Donc, il ne faut pas se tromper. Don Thompson insiste sur la nécessité de se former et de s’informer et de choisir en fonction de compétences qu’on a acquises et des moyens dont on dispose. Cela ne vous rappelle rien ?
Enfin, auprès de qui acheter ? Les galeristes font les réputations comme aussi bien les grands collectionneurs. Les produits ne sont pas si nombreux, les acheteurs institutionnels se multiplient avec la création intensive de musées partout le monde, aussi les galeristes réputés établissent-ils des listes d’attente. Vous pouvez aussi reporter vos achats sur les salles de vente… Don Thompson y consacre d’ailleurs des pages en remarques et en conseils.
En Résumé : passionnant, vivant, parfois drôle, souvent inquiétant, un livre riches et fournis en informations tant qualitatives que quantitatives.

Lien vers l’article

Pascal Ordonneau
Les Échos.fr 05 janvier 2013

- L'Affaire du requin qui valait 12 millions

Vous venez de refermer le livre (si nécessaire qu’il devrait être reconnu d’utilité publique) qu’est L’Affaire du requin qui valait douze millions, l’étrange économie de l’art contemporain. Amateur – quitte à passer pour irrévocablement ringard, vous tenez à cette appellation -, vous prenez alors conscience qu’il vous reste trois solutions. Le suicide, déclencher une révolution ou éclater de rire. Renoncez au suicide que vous dictent la colère et le dépit ; il serait inutile. L’appel du genre « Amateurs de tous les pays, unissez-vous ! » risque de ne pas être d’une efficacité immédiate. Reste à rire (lequel rire ne peut être que jaune). Les pages de ce livre rapportent ce qu’a été la scrupuleuse enquête menée par un économiste, Don Thompson, qui a notamment enseigné à Harvard ce qui suffit à laisser entendre que l’incompétence n’est pas son fort. Elles ne sont donc les propos ni d’un amateur déconcerté et écœuré ni ceux d’un historien de l’art ou d’un critique aigri et atrabilaire. Il se trouve que cette enquête est parfaitement comparable à celle d’un polar. La victime ? L’art. Qu’il est, après cette lecture, hors de question de confondre avec l’art contemporain. Singulier pouvoir d’un adjectif… Pour éviter tout malentendu, Don Thompson précise : « La définition que j’utilise dans cet ouvrage est qu’une œuvre d’art contemporain est non traditionnelle et a été créée après 1970, ou bien qu’une maison de ventes importante l’a présentée ou a présenté une œuvre comparable réalisée par le même artiste comme “contemporaine”. » L’amateur qui n’a pu s’empêcher de remarquer, mais comment faire autrement ? que Don Thompson a accompagné l’adjectif contemporain de guillemets, sait d’emblée qu’il pourra au fil des pages avoir affaire à des œuvres réalisées avec de la poussière, de l’urine, des excréments d’éléphant ou des bonbons de réglisse. Ce qui ne le surprend pas ; il sait depuis longtemps à quoi s’en tenir. Il en a vu d’autres… Si l’art est la victime, ces matériaux n’auront été (peut-être) que l’arme du crime. Pas le mobile. C’est celui-ci que le livre, avec rigueur et humour, met en évidence page après page. Il s’agit de faire de l’argent, beaucoup d’argent. À condition, faut-il seulement le préciser ? d’en avoir déjà beaucoup.

§ §

• Énoncé 1:
Répondez à ces questions sur l'extrait :
(a) Qu'établissent les galeristes réputés ?
(b) Selon la définition de Don Thompson, après quelle année une œuvre d'art contemporain a-t-elle été créée ?
(c) Dans quelle université Don Thompson a-t-il notamment enseigné ?

§ §

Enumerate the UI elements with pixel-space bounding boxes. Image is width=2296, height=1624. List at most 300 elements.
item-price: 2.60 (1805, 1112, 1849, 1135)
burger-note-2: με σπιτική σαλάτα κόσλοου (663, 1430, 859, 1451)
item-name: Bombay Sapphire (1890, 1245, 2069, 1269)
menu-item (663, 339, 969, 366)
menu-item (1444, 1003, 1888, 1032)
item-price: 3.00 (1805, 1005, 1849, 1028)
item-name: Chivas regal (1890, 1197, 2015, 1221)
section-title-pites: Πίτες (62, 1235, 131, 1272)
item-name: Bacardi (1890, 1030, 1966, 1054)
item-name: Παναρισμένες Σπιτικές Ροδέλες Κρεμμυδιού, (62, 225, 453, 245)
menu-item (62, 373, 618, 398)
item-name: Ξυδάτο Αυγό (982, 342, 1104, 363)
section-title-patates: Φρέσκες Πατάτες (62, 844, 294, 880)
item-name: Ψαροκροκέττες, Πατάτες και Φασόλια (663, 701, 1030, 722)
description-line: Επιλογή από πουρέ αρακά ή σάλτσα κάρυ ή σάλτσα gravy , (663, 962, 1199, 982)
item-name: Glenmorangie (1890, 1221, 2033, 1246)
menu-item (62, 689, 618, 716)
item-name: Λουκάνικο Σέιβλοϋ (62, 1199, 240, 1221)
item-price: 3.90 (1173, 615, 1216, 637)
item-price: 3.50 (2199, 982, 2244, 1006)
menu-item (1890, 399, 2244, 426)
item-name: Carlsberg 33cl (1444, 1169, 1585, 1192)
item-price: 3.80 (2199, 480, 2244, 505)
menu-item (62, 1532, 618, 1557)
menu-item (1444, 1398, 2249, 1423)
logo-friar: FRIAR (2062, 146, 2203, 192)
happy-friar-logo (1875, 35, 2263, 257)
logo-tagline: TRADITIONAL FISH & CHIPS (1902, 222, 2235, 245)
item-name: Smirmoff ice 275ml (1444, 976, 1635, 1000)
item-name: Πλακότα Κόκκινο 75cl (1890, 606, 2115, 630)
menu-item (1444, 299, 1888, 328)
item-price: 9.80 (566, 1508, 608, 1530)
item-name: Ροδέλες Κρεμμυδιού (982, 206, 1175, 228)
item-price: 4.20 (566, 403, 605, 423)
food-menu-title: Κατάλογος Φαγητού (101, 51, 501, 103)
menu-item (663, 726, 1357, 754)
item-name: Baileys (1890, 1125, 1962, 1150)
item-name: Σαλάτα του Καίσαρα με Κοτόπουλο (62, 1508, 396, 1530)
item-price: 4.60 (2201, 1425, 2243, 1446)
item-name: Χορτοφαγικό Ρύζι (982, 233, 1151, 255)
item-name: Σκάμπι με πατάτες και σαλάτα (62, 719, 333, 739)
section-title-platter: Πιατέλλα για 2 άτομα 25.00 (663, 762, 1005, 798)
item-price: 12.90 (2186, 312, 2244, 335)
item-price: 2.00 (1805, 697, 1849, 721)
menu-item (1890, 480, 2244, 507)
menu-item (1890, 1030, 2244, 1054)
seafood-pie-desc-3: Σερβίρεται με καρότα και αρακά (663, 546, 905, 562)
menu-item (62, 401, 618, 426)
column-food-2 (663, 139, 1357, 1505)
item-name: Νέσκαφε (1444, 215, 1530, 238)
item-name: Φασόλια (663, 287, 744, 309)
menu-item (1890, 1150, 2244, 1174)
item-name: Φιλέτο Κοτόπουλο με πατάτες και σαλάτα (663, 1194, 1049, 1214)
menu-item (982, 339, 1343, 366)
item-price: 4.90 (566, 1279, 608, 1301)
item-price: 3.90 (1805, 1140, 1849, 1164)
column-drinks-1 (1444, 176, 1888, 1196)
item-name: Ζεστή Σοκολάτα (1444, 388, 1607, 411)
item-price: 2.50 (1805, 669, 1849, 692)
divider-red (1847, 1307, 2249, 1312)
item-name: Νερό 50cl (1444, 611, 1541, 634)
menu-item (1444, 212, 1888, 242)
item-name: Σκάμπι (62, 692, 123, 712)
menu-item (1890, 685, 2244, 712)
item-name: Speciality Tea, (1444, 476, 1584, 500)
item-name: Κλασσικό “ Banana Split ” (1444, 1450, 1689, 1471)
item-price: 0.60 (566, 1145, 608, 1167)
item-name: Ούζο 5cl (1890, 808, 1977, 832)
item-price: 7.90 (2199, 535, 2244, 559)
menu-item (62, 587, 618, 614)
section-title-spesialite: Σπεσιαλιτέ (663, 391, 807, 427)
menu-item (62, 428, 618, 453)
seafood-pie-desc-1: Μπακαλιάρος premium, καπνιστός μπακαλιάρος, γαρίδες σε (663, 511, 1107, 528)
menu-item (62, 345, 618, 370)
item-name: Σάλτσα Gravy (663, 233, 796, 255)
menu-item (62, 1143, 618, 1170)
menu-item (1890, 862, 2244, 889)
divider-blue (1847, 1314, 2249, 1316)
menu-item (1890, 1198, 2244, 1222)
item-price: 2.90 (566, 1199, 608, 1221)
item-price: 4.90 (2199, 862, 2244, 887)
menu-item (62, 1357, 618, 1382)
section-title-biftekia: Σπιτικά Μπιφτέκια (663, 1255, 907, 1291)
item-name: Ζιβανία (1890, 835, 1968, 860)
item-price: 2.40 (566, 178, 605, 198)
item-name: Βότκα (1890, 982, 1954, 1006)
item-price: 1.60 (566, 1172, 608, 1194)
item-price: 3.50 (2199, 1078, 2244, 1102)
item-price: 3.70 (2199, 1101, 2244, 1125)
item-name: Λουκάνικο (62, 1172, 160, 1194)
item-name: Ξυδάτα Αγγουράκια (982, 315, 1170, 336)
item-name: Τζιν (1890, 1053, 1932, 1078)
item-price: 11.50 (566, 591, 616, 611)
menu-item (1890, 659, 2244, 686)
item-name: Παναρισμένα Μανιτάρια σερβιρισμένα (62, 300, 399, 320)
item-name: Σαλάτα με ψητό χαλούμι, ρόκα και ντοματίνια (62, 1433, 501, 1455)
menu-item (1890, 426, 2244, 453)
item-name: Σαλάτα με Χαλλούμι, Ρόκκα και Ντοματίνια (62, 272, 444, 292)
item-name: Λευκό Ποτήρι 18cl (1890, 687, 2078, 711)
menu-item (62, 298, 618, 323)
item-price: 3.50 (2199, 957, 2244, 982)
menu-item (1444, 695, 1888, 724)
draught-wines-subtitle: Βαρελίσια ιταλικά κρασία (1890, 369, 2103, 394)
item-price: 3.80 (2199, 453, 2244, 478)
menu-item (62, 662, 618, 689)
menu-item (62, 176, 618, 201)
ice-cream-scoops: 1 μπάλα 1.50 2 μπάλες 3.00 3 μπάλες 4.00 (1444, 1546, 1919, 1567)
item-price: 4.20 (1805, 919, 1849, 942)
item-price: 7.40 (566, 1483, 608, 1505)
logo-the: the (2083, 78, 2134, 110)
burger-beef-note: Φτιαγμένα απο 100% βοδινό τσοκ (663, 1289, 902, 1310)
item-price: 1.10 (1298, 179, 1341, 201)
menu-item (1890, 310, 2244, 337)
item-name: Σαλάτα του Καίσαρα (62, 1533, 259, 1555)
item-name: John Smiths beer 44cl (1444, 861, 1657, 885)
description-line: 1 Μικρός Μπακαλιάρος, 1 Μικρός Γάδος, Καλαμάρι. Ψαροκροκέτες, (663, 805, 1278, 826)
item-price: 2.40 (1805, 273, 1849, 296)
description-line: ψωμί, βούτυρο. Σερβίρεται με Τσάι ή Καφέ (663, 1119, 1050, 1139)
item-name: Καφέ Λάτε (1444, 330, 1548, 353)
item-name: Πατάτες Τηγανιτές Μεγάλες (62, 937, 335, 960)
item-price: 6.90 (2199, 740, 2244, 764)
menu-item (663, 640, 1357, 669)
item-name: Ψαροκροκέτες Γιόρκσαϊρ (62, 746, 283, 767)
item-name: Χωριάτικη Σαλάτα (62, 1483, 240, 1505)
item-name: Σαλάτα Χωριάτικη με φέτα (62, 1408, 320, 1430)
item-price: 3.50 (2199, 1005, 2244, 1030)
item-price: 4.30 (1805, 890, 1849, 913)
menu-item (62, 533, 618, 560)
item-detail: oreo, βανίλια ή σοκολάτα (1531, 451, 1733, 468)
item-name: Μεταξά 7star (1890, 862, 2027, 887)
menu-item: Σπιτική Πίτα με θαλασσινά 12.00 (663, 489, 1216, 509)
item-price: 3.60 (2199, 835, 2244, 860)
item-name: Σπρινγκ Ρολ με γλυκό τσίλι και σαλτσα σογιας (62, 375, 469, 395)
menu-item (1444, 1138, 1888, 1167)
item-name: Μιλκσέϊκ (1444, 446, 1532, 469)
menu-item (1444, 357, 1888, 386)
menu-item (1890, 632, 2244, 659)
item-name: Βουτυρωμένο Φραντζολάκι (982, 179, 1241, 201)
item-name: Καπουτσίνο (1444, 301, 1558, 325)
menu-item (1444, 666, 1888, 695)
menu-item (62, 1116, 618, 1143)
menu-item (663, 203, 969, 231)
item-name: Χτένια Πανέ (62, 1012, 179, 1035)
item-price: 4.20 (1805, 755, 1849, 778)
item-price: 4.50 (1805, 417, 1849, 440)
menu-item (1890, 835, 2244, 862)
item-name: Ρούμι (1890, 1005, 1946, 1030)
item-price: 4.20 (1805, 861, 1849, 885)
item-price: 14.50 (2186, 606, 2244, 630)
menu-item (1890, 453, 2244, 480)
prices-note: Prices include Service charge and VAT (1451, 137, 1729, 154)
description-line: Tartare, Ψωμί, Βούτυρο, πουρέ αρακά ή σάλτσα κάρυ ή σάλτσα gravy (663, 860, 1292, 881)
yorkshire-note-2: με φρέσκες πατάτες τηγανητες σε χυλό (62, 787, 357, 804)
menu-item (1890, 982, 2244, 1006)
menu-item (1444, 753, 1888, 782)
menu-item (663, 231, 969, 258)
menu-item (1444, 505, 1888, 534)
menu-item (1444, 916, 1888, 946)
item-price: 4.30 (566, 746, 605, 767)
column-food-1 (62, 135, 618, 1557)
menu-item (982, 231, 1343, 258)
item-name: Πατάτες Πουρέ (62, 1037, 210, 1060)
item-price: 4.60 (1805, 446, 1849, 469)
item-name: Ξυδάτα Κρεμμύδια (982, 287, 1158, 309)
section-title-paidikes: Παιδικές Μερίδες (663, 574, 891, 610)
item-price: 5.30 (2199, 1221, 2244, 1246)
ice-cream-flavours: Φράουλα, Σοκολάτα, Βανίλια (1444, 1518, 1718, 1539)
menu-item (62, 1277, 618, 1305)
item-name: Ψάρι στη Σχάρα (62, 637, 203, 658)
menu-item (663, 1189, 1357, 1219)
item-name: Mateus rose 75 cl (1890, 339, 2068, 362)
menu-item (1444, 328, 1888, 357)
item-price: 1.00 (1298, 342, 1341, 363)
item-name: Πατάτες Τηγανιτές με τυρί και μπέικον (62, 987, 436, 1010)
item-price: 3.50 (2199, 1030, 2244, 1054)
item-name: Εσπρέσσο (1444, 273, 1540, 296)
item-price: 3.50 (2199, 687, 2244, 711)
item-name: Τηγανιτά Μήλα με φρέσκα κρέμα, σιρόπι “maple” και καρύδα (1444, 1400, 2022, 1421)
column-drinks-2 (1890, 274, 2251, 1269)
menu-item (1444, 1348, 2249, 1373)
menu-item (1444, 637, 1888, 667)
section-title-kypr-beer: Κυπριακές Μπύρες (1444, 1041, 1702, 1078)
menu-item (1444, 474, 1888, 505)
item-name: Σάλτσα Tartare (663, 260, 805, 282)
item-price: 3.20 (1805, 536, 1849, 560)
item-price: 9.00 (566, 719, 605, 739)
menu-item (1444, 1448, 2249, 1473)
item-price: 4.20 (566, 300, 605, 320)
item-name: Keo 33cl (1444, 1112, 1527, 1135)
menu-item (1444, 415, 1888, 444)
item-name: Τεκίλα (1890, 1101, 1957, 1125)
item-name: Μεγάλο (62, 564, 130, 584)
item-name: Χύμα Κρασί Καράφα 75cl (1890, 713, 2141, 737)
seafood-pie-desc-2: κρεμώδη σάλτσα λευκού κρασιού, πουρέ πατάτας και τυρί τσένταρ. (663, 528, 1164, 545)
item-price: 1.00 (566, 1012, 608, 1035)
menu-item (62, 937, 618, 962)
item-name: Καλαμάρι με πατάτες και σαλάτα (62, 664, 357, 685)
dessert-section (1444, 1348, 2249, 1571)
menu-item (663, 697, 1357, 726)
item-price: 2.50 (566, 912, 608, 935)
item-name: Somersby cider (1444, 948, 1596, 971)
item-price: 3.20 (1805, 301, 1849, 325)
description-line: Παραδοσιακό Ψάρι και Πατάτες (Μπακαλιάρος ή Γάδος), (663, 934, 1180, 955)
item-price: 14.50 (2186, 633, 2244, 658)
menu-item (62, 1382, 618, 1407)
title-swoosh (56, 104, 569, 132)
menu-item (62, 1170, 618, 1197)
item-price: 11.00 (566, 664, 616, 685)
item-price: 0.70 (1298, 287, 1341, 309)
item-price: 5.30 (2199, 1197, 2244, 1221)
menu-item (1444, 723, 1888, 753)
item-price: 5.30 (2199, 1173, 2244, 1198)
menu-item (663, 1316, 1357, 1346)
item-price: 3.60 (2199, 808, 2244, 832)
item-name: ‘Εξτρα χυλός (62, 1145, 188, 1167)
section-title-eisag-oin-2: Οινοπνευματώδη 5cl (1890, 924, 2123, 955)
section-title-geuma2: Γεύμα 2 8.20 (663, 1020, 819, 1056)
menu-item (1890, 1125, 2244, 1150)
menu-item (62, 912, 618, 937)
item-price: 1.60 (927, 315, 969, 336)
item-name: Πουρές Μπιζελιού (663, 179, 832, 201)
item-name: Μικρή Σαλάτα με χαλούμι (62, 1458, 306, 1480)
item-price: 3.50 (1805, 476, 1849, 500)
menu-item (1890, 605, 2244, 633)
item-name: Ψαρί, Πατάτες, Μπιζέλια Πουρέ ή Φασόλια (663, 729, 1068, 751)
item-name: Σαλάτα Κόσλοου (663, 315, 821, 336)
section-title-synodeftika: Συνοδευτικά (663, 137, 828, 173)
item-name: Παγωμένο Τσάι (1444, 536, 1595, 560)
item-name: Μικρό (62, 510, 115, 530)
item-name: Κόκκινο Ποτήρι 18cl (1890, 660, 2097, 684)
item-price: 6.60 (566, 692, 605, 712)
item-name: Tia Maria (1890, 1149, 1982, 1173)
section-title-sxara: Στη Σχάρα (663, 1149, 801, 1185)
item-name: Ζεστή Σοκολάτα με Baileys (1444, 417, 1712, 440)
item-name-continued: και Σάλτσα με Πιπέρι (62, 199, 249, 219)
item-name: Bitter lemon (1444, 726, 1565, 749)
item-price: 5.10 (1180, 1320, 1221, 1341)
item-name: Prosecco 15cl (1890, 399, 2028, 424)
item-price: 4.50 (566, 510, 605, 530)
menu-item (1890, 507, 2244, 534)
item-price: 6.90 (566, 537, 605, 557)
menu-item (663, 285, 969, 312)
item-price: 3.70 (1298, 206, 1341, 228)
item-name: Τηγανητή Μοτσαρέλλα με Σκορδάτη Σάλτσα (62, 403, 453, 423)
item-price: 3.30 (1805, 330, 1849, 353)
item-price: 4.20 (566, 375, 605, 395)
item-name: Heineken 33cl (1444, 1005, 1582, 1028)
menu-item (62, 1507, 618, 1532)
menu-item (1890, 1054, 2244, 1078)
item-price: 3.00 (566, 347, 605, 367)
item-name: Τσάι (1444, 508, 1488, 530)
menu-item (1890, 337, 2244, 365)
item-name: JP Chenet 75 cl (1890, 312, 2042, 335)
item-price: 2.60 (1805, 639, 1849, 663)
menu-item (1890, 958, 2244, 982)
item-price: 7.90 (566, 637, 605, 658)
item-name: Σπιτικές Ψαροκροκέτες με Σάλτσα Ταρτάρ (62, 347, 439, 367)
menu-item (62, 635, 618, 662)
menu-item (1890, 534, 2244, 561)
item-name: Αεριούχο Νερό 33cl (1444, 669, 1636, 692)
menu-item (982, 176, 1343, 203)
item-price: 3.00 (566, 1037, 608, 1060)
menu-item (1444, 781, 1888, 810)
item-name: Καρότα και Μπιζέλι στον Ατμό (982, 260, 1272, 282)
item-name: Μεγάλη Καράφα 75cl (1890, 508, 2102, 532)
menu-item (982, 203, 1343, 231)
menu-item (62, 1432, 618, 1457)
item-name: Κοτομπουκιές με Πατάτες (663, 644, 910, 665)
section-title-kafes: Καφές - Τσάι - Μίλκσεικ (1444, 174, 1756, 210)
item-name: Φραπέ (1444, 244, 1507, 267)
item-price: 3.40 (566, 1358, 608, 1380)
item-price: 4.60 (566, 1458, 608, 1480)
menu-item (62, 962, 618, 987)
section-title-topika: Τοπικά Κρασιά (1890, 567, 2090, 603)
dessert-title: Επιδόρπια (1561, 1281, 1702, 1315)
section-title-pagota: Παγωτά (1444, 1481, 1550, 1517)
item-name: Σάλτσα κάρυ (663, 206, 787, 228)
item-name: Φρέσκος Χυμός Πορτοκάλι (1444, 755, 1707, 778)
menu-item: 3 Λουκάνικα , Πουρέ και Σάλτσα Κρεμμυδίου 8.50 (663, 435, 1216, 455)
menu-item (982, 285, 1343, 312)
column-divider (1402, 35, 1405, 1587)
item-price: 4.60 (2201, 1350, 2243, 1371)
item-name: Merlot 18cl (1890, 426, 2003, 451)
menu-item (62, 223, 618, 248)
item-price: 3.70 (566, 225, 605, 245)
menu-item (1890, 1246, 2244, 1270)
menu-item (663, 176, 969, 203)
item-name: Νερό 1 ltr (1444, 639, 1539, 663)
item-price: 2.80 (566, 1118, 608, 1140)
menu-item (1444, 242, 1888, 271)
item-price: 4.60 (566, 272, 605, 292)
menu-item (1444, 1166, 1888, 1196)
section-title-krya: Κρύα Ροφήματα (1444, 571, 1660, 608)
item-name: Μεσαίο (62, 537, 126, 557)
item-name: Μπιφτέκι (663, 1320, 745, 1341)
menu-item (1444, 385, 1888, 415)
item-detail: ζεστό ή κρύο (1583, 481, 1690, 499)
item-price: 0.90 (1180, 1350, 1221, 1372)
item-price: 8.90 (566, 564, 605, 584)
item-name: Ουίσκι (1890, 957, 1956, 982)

§ §

• Énoncé 2:
Remplacez « item-name » par « dish-name » dans le listing, en partant de sa première ligne et en allant jusqu'à la ligne contenant « description-line: Επιλογή από », incluse. Ne modifiez rien d'autre et ne restituez que ces lignes.

• Réponse complète 1:
(a) Des listes d'attente.
(b) Après 1970.
(c) À Harvard.

• Réponse complète 2:
Enumerate the UI elements with pixel-space bounding boxes. Image is width=2296, height=1624. List at most 300 elements.
item-price: 2.60 (1805, 1112, 1849, 1135)
burger-note-2: με σπιτική σαλάτα κόσλοου (663, 1430, 859, 1451)
dish-name: Bombay Sapphire (1890, 1245, 2069, 1269)
menu-item (663, 339, 969, 366)
menu-item (1444, 1003, 1888, 1032)
item-price: 3.00 (1805, 1005, 1849, 1028)
dish-name: Chivas regal (1890, 1197, 2015, 1221)
section-title-pites: Πίτες (62, 1235, 131, 1272)
dish-name: Bacardi (1890, 1030, 1966, 1054)
dish-name: Παναρισμένες Σπιτικές Ροδέλες Κρεμμυδιού, (62, 225, 453, 245)
menu-item (62, 373, 618, 398)
dish-name: Ξυδάτο Αυγό (982, 342, 1104, 363)
section-title-patates: Φρέσκες Πατάτες (62, 844, 294, 880)
dish-name: Ψαροκροκέττες, Πατάτες και Φασόλια (663, 701, 1030, 722)
description-line: Επιλογή από πουρέ αρακά ή σάλτσα κάρυ ή σάλτσα gravy , (663, 962, 1199, 982)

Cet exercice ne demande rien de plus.